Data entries
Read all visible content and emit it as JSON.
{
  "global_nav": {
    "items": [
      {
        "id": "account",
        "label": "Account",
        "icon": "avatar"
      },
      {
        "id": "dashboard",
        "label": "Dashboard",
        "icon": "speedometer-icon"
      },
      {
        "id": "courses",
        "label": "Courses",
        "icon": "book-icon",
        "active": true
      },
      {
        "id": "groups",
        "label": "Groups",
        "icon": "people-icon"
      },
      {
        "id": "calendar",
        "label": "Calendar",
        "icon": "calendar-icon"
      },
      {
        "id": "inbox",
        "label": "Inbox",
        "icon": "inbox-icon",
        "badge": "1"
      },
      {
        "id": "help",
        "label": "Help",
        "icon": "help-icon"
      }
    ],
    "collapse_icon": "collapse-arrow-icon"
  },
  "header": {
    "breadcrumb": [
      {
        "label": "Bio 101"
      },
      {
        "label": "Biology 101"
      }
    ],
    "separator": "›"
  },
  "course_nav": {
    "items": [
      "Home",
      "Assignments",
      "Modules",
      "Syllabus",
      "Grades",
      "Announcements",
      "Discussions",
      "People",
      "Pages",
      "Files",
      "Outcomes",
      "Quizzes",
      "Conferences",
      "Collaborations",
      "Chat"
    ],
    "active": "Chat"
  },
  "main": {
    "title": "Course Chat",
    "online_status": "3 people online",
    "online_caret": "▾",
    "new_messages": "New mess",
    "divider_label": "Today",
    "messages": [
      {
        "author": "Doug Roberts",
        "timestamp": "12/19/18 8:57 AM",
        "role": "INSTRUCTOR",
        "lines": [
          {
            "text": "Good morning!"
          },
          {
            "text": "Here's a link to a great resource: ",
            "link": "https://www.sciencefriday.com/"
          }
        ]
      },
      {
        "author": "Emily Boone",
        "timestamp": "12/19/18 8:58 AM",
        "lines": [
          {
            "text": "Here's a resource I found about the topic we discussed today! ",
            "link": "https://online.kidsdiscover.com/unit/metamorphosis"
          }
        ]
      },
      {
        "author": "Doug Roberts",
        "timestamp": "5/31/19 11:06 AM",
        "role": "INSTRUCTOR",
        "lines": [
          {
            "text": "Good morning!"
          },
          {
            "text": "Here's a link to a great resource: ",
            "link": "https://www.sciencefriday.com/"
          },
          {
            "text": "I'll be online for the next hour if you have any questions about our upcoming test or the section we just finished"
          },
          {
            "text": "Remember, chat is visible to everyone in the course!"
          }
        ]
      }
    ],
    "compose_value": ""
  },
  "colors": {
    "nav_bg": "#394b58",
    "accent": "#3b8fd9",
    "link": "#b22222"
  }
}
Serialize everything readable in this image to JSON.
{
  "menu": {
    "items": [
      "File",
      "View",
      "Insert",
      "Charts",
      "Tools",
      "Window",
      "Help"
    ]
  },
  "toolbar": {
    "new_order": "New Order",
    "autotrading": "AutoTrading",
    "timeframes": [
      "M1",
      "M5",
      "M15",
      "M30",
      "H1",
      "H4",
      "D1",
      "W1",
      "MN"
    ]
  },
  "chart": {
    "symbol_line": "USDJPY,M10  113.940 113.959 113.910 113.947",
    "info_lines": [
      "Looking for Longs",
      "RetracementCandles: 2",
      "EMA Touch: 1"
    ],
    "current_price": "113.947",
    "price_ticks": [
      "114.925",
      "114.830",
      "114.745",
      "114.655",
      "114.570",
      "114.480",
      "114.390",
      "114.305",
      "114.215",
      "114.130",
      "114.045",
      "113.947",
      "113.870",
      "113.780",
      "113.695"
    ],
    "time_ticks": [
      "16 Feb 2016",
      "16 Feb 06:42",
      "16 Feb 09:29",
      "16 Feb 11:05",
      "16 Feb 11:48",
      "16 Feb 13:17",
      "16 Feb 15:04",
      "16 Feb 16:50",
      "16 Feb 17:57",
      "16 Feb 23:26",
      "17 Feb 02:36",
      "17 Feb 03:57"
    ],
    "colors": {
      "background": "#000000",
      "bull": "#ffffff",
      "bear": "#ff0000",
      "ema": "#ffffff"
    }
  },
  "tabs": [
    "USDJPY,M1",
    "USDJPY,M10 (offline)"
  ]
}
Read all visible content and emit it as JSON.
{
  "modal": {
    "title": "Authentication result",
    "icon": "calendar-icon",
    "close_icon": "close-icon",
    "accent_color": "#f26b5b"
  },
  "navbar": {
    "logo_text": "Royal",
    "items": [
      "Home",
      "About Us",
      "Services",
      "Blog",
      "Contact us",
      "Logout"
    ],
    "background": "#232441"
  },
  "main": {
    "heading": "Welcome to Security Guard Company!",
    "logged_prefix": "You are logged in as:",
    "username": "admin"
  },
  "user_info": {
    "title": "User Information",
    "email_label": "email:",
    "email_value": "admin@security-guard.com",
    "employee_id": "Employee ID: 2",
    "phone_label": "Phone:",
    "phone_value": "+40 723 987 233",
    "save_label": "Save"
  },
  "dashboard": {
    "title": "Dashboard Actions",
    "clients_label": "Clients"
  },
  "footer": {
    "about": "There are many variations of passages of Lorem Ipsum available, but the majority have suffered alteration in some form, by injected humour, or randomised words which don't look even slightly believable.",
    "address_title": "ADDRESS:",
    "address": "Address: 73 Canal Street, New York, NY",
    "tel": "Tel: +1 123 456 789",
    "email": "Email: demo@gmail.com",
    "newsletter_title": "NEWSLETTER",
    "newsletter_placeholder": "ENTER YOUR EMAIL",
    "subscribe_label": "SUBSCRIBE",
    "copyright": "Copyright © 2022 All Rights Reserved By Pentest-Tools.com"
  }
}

REQUEST
Set down the listing in full, keeping every word exactly as it is.

EXERCISE ANSWER
Read all visible content and emit it as JSON.
{
  "global_nav": {
    "items": [
      {
        "id": "account",
        "label": "Account",
        "icon": "avatar"
      },
      {
        "id": "dashboard",
        "label": "Dashboard",
        "icon": "speedometer-icon"
      },
      {
        "id": "courses",
        "label": "Courses",
        "icon": "book-icon",
        "active": true
      },
      {
        "id": "groups",
        "label": "Groups",
        "icon": "people-icon"
      },
      {
        "id": "calendar",
        "label": "Calendar",
        "icon": "calendar-icon"
      },
      {
        "id": "inbox",
        "label": "Inbox",
        "icon": "inbox-icon",
        "badge": "1"
      },
      {
        "id": "help",
        "label": "Help",
        "icon": "help-icon"
      }
    ],
    "collapse_icon": "collapse-arrow-icon"
  },
  "header": {
    "breadcrumb": [
      {
        "label": "Bio 101"
      },
      {
        "label": "Biology 101"
      }
    ],
    "separator": "›"
  },
  "course_nav": {
    "items": [
      "Home",
      "Assignments",
      "Modules",
      "Syllabus",
      "Grades",
      "Announcements",
      "Discussions",
      "People",
      "Pages",
      "Files",
      "Outcomes",
      "Quizzes",
      "Conferences",
      "Collaborations",
      "Chat"
    ],
    "active": "Chat"
  },
  "main": {
    "title": "Course Chat",
    "online_status": "3 people online",
    "online_caret": "▾",
    "new_messages": "New mess",
    "divider_label": "Today",
    "messages": [
      {
        "author": "Doug Roberts",
        "timestamp": "12/19/18 8:57 AM",
        "role": "INSTRUCTOR",
        "lines": [
          {
            "text": "Good morning!"
          },
          {
            "text": "Here's a link to a great resource: ",
            "link": "https://www.sciencefriday.com/"
          }
        ]
      },
      {
        "author": "Emily Boone",
        "timestamp": "12/19/18 8:58 AM",
        "lines": [
          {
            "text": "Here's a resource I found about the topic we discussed today! ",
            "link": "https://online.kidsdiscover.com/unit/metamorphosis"
          }
        ]
      },
      {
        "author": "Doug Roberts",
        "timestamp": "5/31/19 11:06 AM",
        "role": "INSTRUCTOR",
        "lines": [
          {
            "text": "Good morning!"
          },
          {
            "text": "Here's a link to a great resource: ",
            "link": "https://www.sciencefriday.com/"
          },
          {
            "text": "I'll be online for the next hour if you have any questions about our upcoming test or the section we just finished"
          },
          {
            "text": "Remember, chat is visible to everyone in the course!"
          }
        ]
      }
    ],
    "compose_value": ""
  },
  "colors": {
    "nav_bg": "#394b58",
    "accent": "#3b8fd9",
    "link": "#b22222"
  }
}
Serialize everything readable in this image to JSON.
{
  "menu": {
    "items": [
      "File",
      "View",
      "Insert",
      "Charts",
      "Tools",
      "Window",
      "Help"
    ]
  },
  "toolbar": {
    "new_order": "New Order",
    "autotrading": "AutoTrading",
    "timeframes": [
      "M1",
      "M5",
      "M15",
      "M30",
      "H1",
      "H4",
      "D1",
      "W1",
      "MN"
    ]
  },
  "chart": {
    "symbol_line": "USDJPY,M10  113.940 113.959 113.910 113.947",
    "info_lines": [
      "Looking for Longs",
      "RetracementCandles: 2",
      "EMA Touch: 1"
    ],
    "current_price": "113.947",
    "price_ticks": [
      "114.925",
      "114.830",
      "114.745",
      "114.655",
      "114.570",
      "114.480",
      "114.390",
      "114.305",
      "114.215",
      "114.130",
      "114.045",
      "113.947",
      "113.870",
      "113.780",
      "113.695"
    ],
    "time_ticks": [
      "16 Feb 2016",
      "16 Feb 06:42",
      "16 Feb 09:29",
      "16 Feb 11:05",
      "16 Feb 11:48",
      "16 Feb 13:17",
      "16 Feb 15:04",
      "16 Feb 16:50",
      "16 Feb 17:57",
      "16 Feb 23:26",
      "17 Feb 02:36",
      "17 Feb 03:57"
    ],
    "colors": {
      "background": "#000000",
      "bull": "#ffffff",
      "bear": "#ff0000",
      "ema": "#ffffff"
    }
  },
  "tabs": [
    "USDJPY,M1",
    "USDJPY,M10 (offline)"
  ]
}
Read all visible content and emit it as JSON.
{
  "modal": {
    "title": "Authentication result",
    "icon": "calendar-icon",
    "close_icon": "close-icon",
    "accent_color": "#f26b5b"
  },
  "navbar": {
    "logo_text": "Royal",
    "items": [
      "Home",
      "About Us",
      "Services",
      "Blog",
      "Contact us",
      "Logout"
    ],
    "background": "#232441"
  },
  "main": {
    "heading": "Welcome to Security Guard Company!",
    "logged_prefix": "You are logged in as:",
    "username": "admin"
  },
  "user_info": {
    "title": "User Information",
    "email_label": "email:",
    "email_value": "admin@security-guard.com",
    "employee_id": "Employee ID: 2",
    "phone_label": "Phone:",
    "phone_value": "+40 723 987 233",
    "save_label": "Save"
  },
  "dashboard": {
    "title": "Dashboard Actions",
    "clients_label": "Clients"
  },
  "footer": {
    "about": "There are many variations of passages of Lorem Ipsum available, but the majority have suffered alteration in some form, by injected humour, or randomised words which don't look even slightly believable.",
    "address_title": "ADDRESS:",
    "address": "Address: 73 Canal Street, New York, NY",
    "tel": "Tel: +1 123 456 789",
    "email": "Email: demo@gmail.com",
    "newsletter_title": "NEWSLETTER",
    "newsletter_placeholder": "ENTER YOUR EMAIL",
    "subscribe_label": "SUBSCRIBE",
    "copyright": "Copyright © 2022 All Rights Reserved By Pentest-Tools.com"
  }
}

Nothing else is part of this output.